» INFORMATION SUPPLIED

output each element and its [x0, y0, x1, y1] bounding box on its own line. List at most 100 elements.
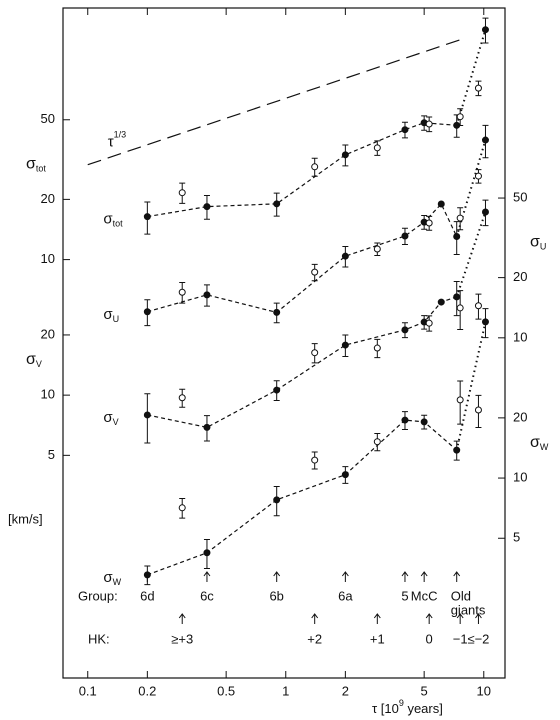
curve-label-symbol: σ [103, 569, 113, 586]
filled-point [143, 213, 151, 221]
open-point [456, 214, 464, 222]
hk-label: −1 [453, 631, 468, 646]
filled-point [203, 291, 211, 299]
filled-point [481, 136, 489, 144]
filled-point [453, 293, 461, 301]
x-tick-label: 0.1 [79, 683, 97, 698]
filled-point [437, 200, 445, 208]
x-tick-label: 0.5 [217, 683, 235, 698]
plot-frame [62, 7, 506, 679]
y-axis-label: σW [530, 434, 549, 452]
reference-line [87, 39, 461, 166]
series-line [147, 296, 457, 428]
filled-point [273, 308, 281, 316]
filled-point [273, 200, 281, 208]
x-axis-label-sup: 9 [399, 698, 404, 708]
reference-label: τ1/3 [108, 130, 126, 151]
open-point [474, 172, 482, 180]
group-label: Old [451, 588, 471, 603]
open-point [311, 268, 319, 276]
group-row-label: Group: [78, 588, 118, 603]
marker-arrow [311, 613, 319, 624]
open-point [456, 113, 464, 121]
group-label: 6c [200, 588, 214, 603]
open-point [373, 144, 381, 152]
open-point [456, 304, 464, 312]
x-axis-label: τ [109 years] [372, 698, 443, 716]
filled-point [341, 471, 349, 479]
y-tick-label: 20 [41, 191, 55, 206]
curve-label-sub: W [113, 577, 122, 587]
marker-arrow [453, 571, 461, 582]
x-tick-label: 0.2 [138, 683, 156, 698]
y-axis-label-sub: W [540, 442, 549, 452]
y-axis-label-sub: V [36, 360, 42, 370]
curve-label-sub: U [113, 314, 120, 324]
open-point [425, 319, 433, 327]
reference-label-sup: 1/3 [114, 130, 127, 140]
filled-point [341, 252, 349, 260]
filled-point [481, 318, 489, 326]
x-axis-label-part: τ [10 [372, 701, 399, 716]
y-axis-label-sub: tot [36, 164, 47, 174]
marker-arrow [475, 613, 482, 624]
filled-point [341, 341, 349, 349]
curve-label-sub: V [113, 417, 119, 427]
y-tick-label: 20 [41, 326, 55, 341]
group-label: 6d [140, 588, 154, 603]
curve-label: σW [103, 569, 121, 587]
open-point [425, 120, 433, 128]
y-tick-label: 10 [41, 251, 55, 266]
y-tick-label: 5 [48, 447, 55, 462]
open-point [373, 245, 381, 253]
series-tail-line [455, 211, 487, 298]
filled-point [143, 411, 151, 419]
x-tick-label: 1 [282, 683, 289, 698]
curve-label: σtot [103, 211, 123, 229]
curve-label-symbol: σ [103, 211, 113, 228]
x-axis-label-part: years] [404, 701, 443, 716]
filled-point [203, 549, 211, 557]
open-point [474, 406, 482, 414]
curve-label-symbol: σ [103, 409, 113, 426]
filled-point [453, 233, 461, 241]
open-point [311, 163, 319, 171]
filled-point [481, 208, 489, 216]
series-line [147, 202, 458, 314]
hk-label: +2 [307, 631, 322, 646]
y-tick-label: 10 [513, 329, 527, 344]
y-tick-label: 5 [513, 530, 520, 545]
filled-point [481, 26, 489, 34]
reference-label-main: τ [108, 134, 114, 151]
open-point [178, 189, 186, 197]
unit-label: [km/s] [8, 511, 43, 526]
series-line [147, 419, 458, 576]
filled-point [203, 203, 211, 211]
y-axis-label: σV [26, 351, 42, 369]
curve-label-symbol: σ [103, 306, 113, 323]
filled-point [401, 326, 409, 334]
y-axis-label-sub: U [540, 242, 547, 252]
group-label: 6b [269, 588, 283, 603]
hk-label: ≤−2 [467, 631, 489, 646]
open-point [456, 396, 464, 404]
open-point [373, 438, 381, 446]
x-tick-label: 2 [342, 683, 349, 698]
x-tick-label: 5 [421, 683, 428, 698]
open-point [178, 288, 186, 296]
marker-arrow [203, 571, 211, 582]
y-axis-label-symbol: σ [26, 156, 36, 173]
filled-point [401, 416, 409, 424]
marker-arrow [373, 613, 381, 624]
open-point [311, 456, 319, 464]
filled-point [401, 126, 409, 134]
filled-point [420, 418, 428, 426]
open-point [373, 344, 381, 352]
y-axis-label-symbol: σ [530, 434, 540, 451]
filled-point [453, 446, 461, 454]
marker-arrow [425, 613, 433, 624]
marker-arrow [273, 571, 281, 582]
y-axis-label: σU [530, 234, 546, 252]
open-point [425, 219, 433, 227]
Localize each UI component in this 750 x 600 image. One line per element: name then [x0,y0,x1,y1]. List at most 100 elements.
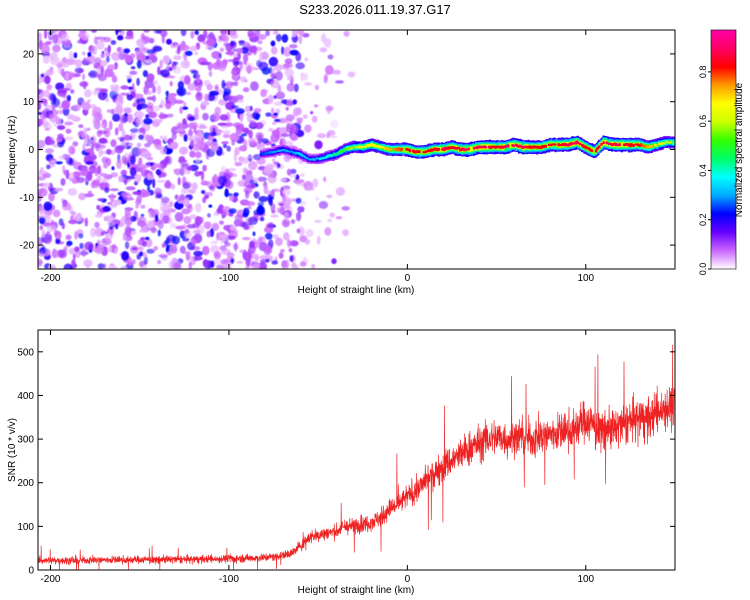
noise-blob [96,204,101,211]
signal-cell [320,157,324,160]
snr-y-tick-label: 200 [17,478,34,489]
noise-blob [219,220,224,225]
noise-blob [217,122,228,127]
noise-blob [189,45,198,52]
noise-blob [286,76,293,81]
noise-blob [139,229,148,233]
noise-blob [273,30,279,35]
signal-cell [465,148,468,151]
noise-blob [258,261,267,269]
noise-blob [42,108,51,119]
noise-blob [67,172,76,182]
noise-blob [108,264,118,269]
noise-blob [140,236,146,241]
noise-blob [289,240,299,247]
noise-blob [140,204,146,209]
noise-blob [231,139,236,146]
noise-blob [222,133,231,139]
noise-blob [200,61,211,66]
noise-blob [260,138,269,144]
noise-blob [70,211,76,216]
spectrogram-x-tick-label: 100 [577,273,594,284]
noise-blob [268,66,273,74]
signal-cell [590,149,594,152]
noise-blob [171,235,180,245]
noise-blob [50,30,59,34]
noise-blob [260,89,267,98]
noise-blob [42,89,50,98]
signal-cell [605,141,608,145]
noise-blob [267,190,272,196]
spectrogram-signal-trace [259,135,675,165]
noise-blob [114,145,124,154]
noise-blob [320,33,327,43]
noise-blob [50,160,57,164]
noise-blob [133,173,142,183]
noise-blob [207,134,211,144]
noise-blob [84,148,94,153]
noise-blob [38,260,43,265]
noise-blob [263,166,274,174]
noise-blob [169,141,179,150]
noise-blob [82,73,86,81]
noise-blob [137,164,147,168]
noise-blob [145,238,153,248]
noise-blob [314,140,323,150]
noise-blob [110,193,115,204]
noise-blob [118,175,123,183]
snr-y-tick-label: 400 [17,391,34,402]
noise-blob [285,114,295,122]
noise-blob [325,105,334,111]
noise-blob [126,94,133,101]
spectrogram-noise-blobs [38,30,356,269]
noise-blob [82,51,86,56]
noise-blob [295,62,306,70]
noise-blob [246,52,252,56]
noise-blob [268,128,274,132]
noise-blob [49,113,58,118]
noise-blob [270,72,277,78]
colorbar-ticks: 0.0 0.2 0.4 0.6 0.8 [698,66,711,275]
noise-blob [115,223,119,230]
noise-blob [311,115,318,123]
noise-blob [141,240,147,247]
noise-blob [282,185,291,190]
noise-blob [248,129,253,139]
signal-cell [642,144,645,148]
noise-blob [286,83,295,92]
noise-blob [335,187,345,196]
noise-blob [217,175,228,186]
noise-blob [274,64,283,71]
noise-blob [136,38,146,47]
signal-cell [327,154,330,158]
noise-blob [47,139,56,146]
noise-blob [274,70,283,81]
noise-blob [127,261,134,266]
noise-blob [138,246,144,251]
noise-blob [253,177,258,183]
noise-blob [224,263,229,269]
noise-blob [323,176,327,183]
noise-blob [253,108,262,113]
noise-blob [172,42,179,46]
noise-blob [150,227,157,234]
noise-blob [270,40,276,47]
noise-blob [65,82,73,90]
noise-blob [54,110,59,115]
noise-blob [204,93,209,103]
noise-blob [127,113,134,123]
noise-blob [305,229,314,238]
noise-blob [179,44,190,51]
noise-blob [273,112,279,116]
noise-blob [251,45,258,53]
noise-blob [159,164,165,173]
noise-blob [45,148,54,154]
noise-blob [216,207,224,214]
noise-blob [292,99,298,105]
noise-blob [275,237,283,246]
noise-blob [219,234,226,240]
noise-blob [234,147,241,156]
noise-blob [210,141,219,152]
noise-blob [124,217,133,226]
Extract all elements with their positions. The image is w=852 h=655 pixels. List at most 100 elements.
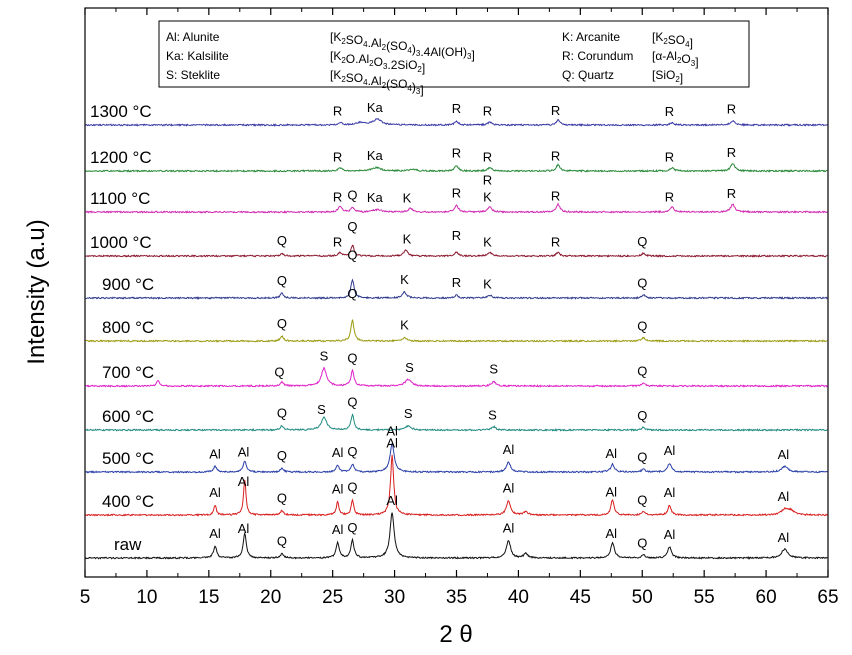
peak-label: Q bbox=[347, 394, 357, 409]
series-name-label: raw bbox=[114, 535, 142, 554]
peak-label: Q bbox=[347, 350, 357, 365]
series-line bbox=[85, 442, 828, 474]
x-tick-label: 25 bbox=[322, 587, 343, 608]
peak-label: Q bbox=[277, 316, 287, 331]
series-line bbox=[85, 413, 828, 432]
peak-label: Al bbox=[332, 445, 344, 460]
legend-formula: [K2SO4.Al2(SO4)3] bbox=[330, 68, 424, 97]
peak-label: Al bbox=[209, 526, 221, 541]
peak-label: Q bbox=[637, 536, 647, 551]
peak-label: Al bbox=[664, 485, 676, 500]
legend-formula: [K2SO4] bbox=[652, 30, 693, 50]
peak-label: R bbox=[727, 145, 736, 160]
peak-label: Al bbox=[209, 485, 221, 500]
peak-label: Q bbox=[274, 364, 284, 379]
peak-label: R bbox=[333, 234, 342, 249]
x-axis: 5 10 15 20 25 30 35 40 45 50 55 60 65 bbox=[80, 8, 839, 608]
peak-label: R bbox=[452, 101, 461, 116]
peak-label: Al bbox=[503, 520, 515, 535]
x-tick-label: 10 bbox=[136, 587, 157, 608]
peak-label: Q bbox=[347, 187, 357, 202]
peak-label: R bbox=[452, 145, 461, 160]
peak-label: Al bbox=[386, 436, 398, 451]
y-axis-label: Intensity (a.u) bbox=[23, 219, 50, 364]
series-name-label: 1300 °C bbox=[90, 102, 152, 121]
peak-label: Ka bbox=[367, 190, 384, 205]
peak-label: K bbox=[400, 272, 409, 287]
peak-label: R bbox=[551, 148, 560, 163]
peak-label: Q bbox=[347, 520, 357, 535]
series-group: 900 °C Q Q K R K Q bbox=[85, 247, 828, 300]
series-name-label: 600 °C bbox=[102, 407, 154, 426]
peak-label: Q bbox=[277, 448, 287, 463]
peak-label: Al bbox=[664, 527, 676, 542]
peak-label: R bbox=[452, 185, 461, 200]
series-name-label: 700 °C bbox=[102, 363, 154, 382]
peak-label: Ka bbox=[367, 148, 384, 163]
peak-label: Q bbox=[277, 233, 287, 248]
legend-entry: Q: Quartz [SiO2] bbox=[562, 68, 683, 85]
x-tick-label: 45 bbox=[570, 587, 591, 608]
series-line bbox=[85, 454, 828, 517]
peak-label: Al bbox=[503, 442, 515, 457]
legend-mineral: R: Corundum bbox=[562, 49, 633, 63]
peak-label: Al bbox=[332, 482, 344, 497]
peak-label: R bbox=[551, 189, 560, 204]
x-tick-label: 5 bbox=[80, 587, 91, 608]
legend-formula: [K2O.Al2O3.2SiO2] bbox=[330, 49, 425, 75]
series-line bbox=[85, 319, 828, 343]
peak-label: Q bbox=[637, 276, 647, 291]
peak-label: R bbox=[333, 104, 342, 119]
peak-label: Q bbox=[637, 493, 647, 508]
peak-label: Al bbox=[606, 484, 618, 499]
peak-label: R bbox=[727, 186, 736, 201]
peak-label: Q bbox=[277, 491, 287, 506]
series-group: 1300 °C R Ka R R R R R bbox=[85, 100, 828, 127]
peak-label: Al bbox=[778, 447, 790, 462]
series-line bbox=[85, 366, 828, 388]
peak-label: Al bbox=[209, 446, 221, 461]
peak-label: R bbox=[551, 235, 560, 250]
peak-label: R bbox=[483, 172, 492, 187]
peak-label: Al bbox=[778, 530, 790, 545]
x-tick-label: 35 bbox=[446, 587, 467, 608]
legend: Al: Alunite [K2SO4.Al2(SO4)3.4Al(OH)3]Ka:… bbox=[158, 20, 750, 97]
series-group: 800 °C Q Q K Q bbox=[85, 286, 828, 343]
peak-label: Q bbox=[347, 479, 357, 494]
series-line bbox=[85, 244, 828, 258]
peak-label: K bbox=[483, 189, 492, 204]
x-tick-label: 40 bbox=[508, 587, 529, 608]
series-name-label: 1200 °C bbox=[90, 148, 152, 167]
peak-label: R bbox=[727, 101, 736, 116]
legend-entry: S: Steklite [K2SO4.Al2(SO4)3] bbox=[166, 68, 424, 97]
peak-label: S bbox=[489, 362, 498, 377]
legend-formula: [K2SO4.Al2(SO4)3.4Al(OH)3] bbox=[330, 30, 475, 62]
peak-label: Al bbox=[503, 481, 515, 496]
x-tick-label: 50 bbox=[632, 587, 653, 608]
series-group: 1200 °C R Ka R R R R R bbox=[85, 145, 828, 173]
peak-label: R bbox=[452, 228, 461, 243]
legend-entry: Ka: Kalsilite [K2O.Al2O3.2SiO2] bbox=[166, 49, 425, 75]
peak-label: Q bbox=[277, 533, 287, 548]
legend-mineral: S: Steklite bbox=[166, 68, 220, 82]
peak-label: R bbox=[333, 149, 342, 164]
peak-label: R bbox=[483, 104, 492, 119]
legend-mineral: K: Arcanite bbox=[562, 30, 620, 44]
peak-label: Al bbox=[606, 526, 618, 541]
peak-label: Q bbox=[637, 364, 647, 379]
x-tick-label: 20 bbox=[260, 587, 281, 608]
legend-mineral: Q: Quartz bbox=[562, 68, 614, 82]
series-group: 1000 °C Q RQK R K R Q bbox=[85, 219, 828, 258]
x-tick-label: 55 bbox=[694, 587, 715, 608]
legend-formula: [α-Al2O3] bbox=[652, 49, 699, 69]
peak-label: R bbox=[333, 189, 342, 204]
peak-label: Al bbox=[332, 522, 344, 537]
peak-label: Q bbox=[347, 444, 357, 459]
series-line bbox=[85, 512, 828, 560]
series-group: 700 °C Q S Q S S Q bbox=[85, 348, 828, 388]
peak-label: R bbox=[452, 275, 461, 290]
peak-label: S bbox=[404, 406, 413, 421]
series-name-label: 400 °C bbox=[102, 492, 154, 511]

» PROMPT
Reproduce verbatim the listing lines from the line with "noise-blob [96,204,101,211]" to the line with "noise-blob [47,139,56,146]", both included.

» CORRECT ANSWER
noise-blob [96,204,101,211]
signal-cell [320,157,324,160]
snr-y-tick-label: 200 [17,478,34,489]
noise-blob [219,220,224,225]
noise-blob [217,122,228,127]
noise-blob [189,45,198,52]
noise-blob [286,76,293,81]
noise-blob [139,229,148,233]
noise-blob [273,30,279,35]
signal-cell [465,148,468,151]
noise-blob [258,261,267,269]
noise-blob [42,108,51,119]
noise-blob [67,172,76,182]
noise-blob [108,264,118,269]
noise-blob [140,236,146,241]
noise-blob [289,240,299,247]
noise-blob [140,204,146,209]
noise-blob [231,139,236,146]
noise-blob [222,133,231,139]
noise-blob [200,61,211,66]
noise-blob [260,138,269,144]
noise-blob [70,211,76,216]
spectrogram-x-tick-label: 100 [577,273,594,284]
noise-blob [268,66,273,74]
signal-cell [590,149,594,152]
noise-blob [171,235,180,245]
noise-blob [50,30,59,34]
noise-blob [260,89,267,98]
noise-blob [42,89,50,98]
signal-cell [605,141,608,145]
noise-blob [267,190,272,196]
spectrogram-signal-trace [259,135,675,165]
noise-blob [114,145,124,154]
noise-blob [320,33,327,43]
noise-blob [50,160,57,164]
noise-blob [133,173,142,183]
noise-blob [207,134,211,144]
noise-blob [84,148,94,153]
noise-blob [38,260,43,265]
noise-blob [263,166,274,174]
noise-blob [169,141,179,150]
noise-blob [82,73,86,81]
noise-blob [137,164,147,168]
noise-blob [145,238,153,248]
noise-blob [314,140,323,150]
noise-blob [110,193,115,204]
noise-blob [118,175,123,183]
snr-y-tick-label: 400 [17,391,34,402]
noise-blob [285,114,295,122]
noise-blob [325,105,334,111]
noise-blob [126,94,133,101]
spectrogram-noise-blobs [38,30,356,269]
noise-blob [82,51,86,56]
noise-blob [295,62,306,70]
noise-blob [246,52,252,56]
noise-blob [268,128,274,132]
noise-blob [49,113,58,118]
noise-blob [270,72,277,78]
colorbar-ticks: 0.0 0.2 0.4 0.6 0.8 [698,66,711,275]
noise-blob [115,223,119,230]
noise-blob [311,115,318,123]
noise-blob [141,240,147,247]
noise-blob [282,185,291,190]
noise-blob [248,129,253,139]
signal-cell [642,144,645,148]
noise-blob [286,83,295,92]
noise-blob [335,187,345,196]
noise-blob [217,175,228,186]
noise-blob [274,64,283,71]
noise-blob [136,38,146,47]
signal-cell [327,154,330,158]
noise-blob [47,139,56,146]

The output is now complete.